:: Task to complete ::
Show, in full, each line of the data that contains "życie".

[Figure content listings]
• • • • • • •

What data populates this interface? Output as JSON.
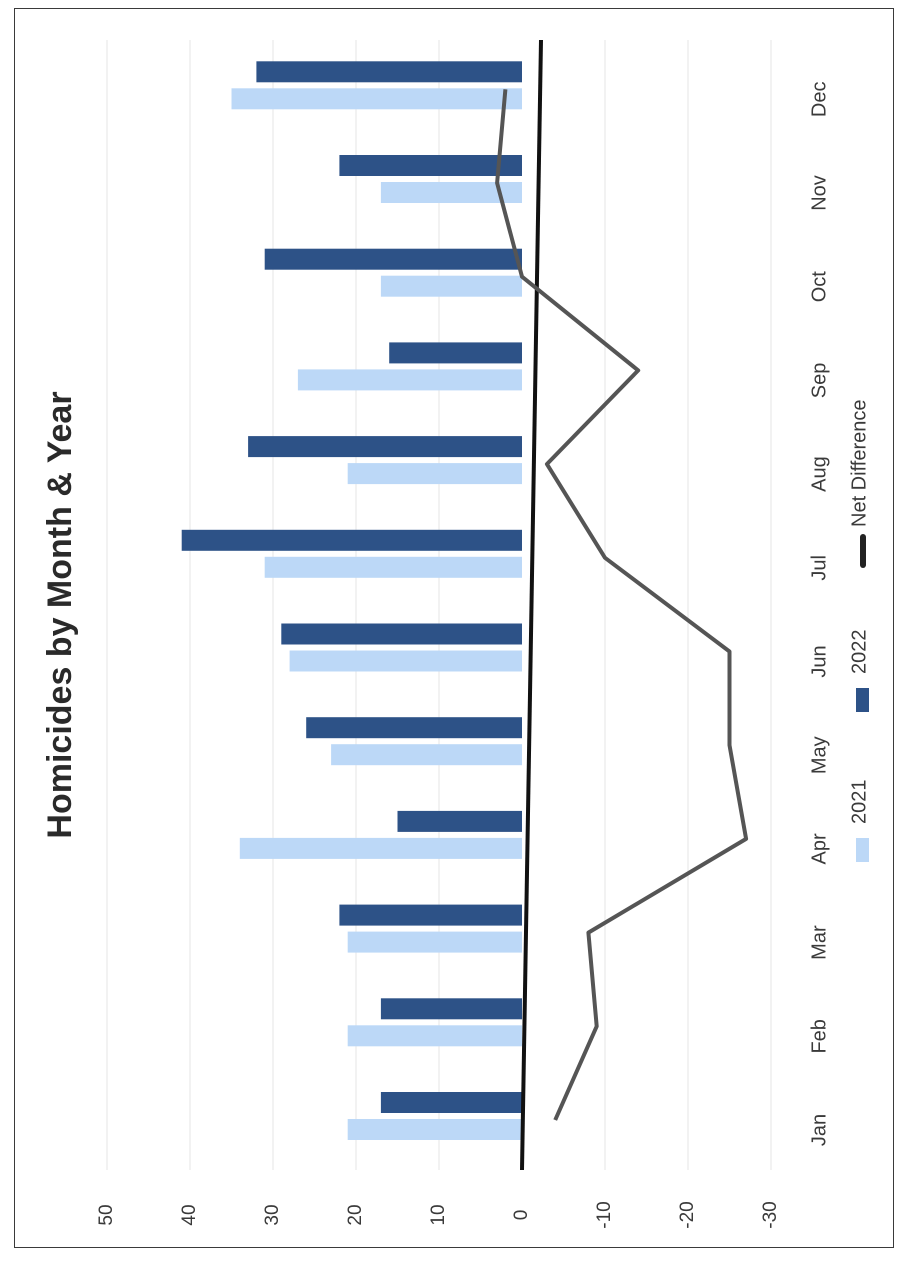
{
  "chart_data": {
    "type": "bar",
    "title": "Homicides by Month & Year",
    "categories": [
      "Jan",
      "Feb",
      "Mar",
      "Apr",
      "May",
      "Jun",
      "Jul",
      "Aug",
      "Sep",
      "Oct",
      "Nov",
      "Dec"
    ],
    "series": [
      {
        "name": "2021",
        "type": "bar",
        "color": "#bcd8f7",
        "values": [
          21,
          21,
          21,
          34,
          23,
          28,
          31,
          21,
          27,
          17,
          17,
          35
        ]
      },
      {
        "name": "2022",
        "type": "bar",
        "color": "#2d5287",
        "values": [
          17,
          17,
          22,
          15,
          26,
          29,
          41,
          33,
          16,
          31,
          22,
          32
        ]
      },
      {
        "name": "Net Difference",
        "type": "line",
        "color": "#555555",
        "values": [
          -4,
          -9,
          -8,
          -27,
          -25,
          -25,
          -10,
          -3,
          -14,
          0,
          3,
          2
        ]
      }
    ],
    "yticks": [
      50,
      40,
      30,
      20,
      10,
      0,
      -10,
      -20,
      -30
    ],
    "ylim": [
      -30,
      50
    ],
    "grid": true,
    "legend_position": "bottom",
    "orientation": "rotated-90-clockwise"
  }
}
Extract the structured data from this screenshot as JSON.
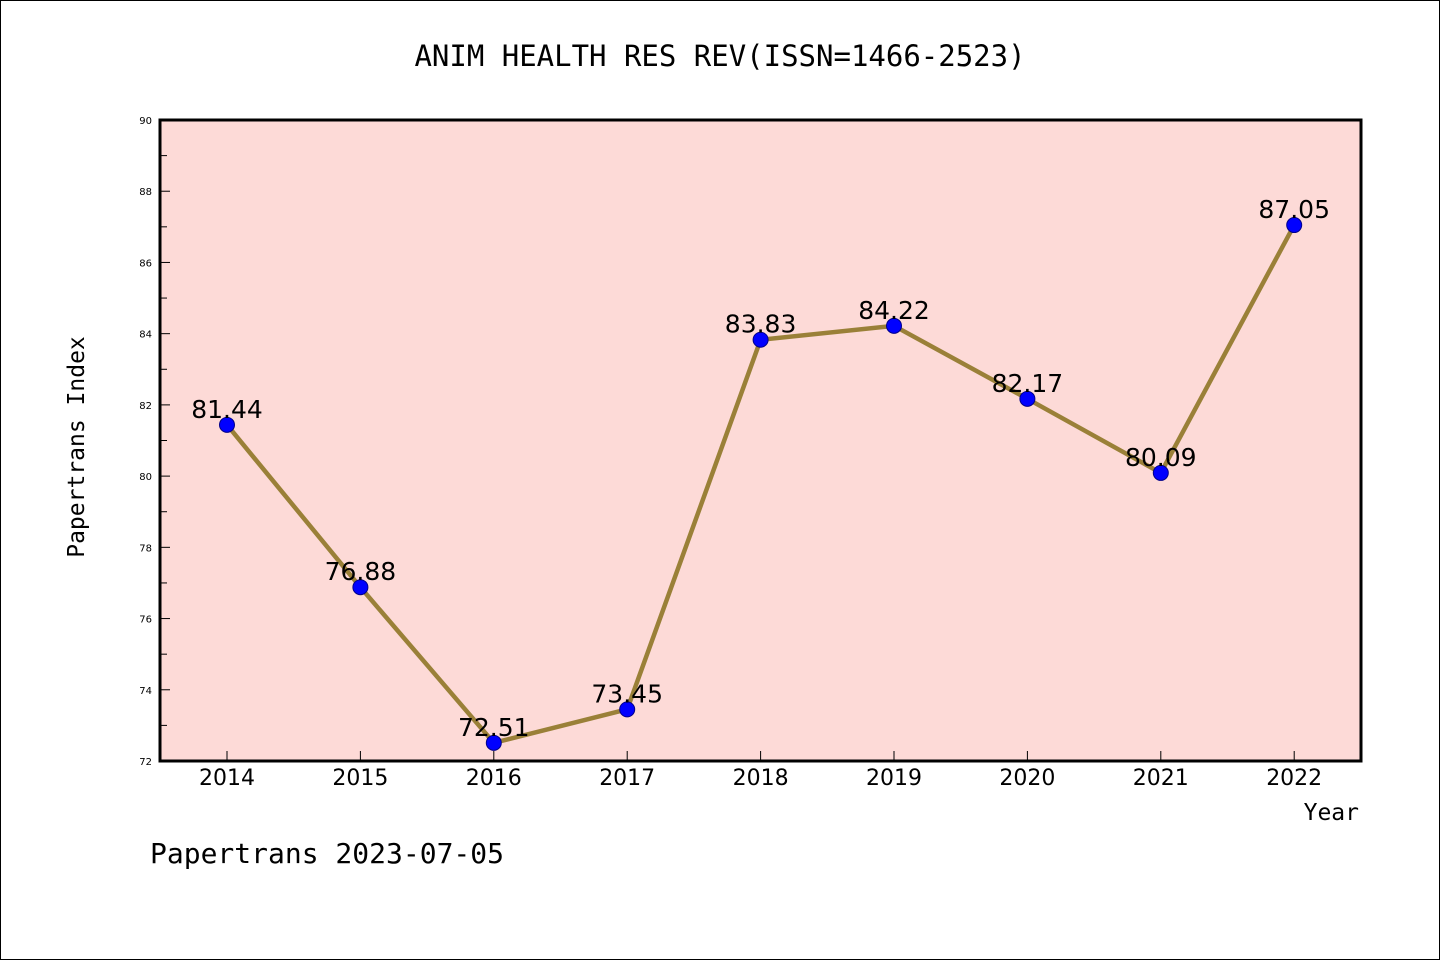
{
  "chart_data": {
    "type": "line",
    "title": "ANIM HEALTH RES REV(ISSN=1466-2523)",
    "xlabel": "Year",
    "ylabel": "Papertrans Index",
    "categories": [
      "2014",
      "2015",
      "2016",
      "2017",
      "2018",
      "2019",
      "2020",
      "2021",
      "2022"
    ],
    "values": [
      81.44,
      76.88,
      72.51,
      73.45,
      83.83,
      84.22,
      82.17,
      80.09,
      87.05
    ],
    "data_labels": [
      "81.44",
      "76.88",
      "72.51",
      "73.45",
      "83.83",
      "84.22",
      "82.17",
      "80.09",
      "87.05"
    ],
    "ylim": [
      72,
      90
    ],
    "yticks": [
      "72",
      "74",
      "76",
      "78",
      "80",
      "82",
      "84",
      "86",
      "88",
      "90"
    ],
    "grid": false,
    "colors": {
      "plot_background": "#fddad7",
      "line": "#9a8038",
      "marker": "#0000ff"
    }
  },
  "footer": "Papertrans 2023-07-05"
}
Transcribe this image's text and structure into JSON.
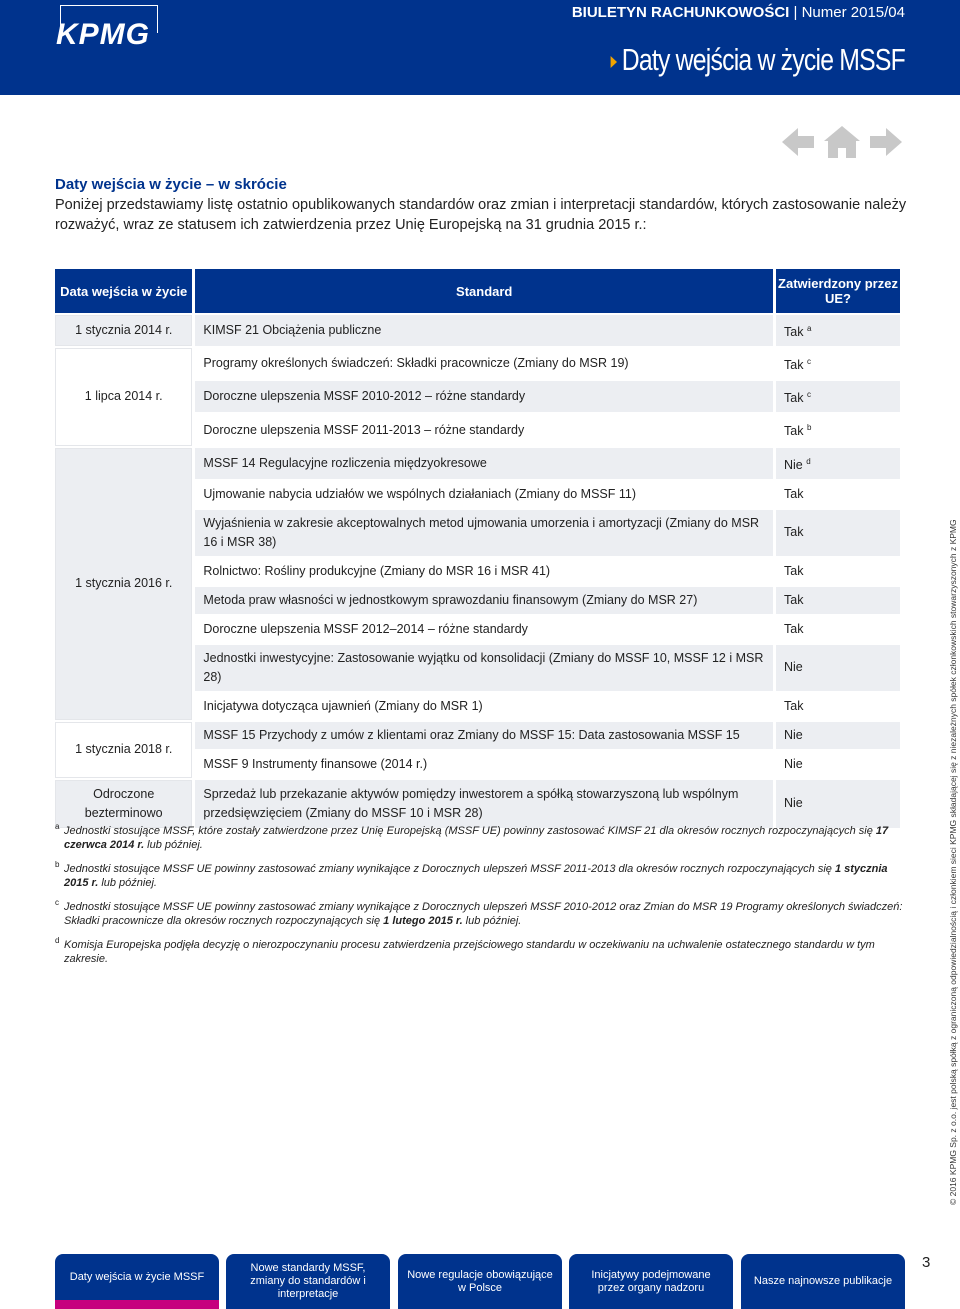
{
  "header": {
    "logo": "KPMG",
    "bulletin": "BIULETYN RACHUNKOWOŚCI",
    "separator": "|",
    "issue": "Numer 2015/04",
    "section_title": "Daty wejścia w życie MSSF"
  },
  "intro": {
    "heading": "Daty wejścia w życie – w skrócie",
    "text": "Poniżej przedstawiamy listę ostatnio opublikowanych standardów oraz zmian i interpretacji standardów, których zastosowanie należy rozważyć, wraz ze statusem ich zatwierdzenia przez Unię Europejską na 31 grudnia 2015 r.:"
  },
  "table": {
    "headers": [
      "Data wejścia w życie",
      "Standard",
      "Zatwierdzony przez UE?"
    ],
    "groups": [
      {
        "date": "1 stycznia 2014 r.",
        "rows": [
          {
            "standard": "KIMSF 21 Obciążenia publiczne",
            "status": "Tak",
            "note": "a"
          }
        ]
      },
      {
        "date": "1 lipca 2014 r.",
        "rows": [
          {
            "standard": "Programy określonych świadczeń: Składki pracownicze (Zmiany do MSR 19)",
            "status": "Tak",
            "note": "c"
          },
          {
            "standard": "Doroczne ulepszenia MSSF 2010-2012 – różne standardy",
            "status": "Tak",
            "note": "c"
          },
          {
            "standard": "Doroczne ulepszenia MSSF 2011-2013 – różne standardy",
            "status": "Tak",
            "note": "b"
          }
        ]
      },
      {
        "date": "1 stycznia 2016 r.",
        "rows": [
          {
            "standard": "MSSF 14 Regulacyjne rozliczenia międzyokresowe",
            "status": "Nie",
            "note": "d"
          },
          {
            "standard": "Ujmowanie nabycia udziałów we wspólnych działaniach (Zmiany do MSSF 11)",
            "status": "Tak"
          },
          {
            "standard": "Wyjaśnienia w zakresie akceptowalnych metod ujmowania umorzenia i amortyzacji (Zmiany do MSR 16 i MSR 38)",
            "status": "Tak"
          },
          {
            "standard": "Rolnictwo: Rośliny produkcyjne (Zmiany do MSR 16 i MSR 41)",
            "status": "Tak"
          },
          {
            "standard": "Metoda praw własności w jednostkowym sprawozdaniu finansowym (Zmiany do MSR 27)",
            "status": "Tak"
          },
          {
            "standard": "Doroczne ulepszenia MSSF 2012–2014 – różne standardy",
            "status": "Tak"
          },
          {
            "standard": "Jednostki inwestycyjne: Zastosowanie wyjątku od konsolidacji (Zmiany do MSSF 10, MSSF 12 i MSR 28)",
            "status": "Nie"
          },
          {
            "standard": "Inicjatywa dotycząca ujawnień (Zmiany do MSR 1)",
            "status": "Tak"
          }
        ]
      },
      {
        "date": "1 stycznia 2018 r.",
        "rows": [
          {
            "standard": "MSSF 15 Przychody z umów z klientami oraz Zmiany do MSSF 15: Data zastosowania MSSF 15",
            "status": "Nie"
          },
          {
            "standard": "MSSF 9 Instrumenty finansowe (2014 r.)",
            "status": "Nie"
          }
        ]
      },
      {
        "date": "Odroczone bezterminowo",
        "rows": [
          {
            "standard": "Sprzedaż lub przekazanie aktywów pomiędzy inwestorem a spółką stowarzyszoną lub wspólnym przedsięwzięciem (Zmiany do MSSF 10 i MSR 28)",
            "status": "Nie"
          }
        ]
      }
    ]
  },
  "footnotes": [
    {
      "mark": "a",
      "text": "Jednostki stosujące MSSF, które zostały zatwierdzone przez Unię Europejską (MSSF UE) powinny zastosować KIMSF 21 dla okresów rocznych rozpoczynających się ",
      "bold": "17 czerwca 2014 r.",
      "after": " lub później."
    },
    {
      "mark": "b",
      "text": "Jednostki stosujące MSSF UE powinny zastosować zmiany wynikające z Dorocznych ulepszeń MSSF 2011-2013 dla okresów rocznych rozpoczynających się ",
      "bold": "1 stycznia 2015 r.",
      "after": " lub później."
    },
    {
      "mark": "c",
      "text": "Jednostki stosujące MSSF UE powinny zastosować zmiany wynikające z Dorocznych ulepszeń MSSF 2010-2012 oraz Zmian do MSR 19 Programy określonych świadczeń: Składki pracownicze dla okresów rocznych rozpoczynających się ",
      "bold": "1 lutego 2015 r.",
      "after": " lub później."
    },
    {
      "mark": "d",
      "text": "Komisja Europejska podjęła decyzję o nierozpoczynaniu procesu zatwierdzenia przejściowego standardu w oczekiwaniu na uchwalenie ostatecznego standardu w tym zakresie."
    }
  ],
  "side_note": [
    "© 2016 KPMG Sp. z o.o. jest polską spółką z ograniczoną odpowiedzialnością i członkiem sieci KPMG składającej się z niezależnych spółek członkowskich stowarzyszonych z KPMG International",
    "Cooperative (“KPMG International”), podmiotem prawa szwajcarskiego. Wszelkie prawa zastrzeżone."
  ],
  "page_number": "3",
  "nav": [
    "Daty wejścia w życie MSSF",
    "Nowe standardy MSSF, zmiany do standardów i interpretacje",
    "Nowe regulacje obowiązujące w Polsce",
    "Inicjatywy podejmowane przez organy nadzoru",
    "Nasze najnowsze publikacje"
  ]
}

• • • • • • •

:: Response to this exercise ::
    "section_title": "Daty wejścia w życie MSSF"
    "heading": "Daty wejścia w życie – w skrócie",
      "Data wejścia w życie",
    "Daty wejścia w życie MSSF",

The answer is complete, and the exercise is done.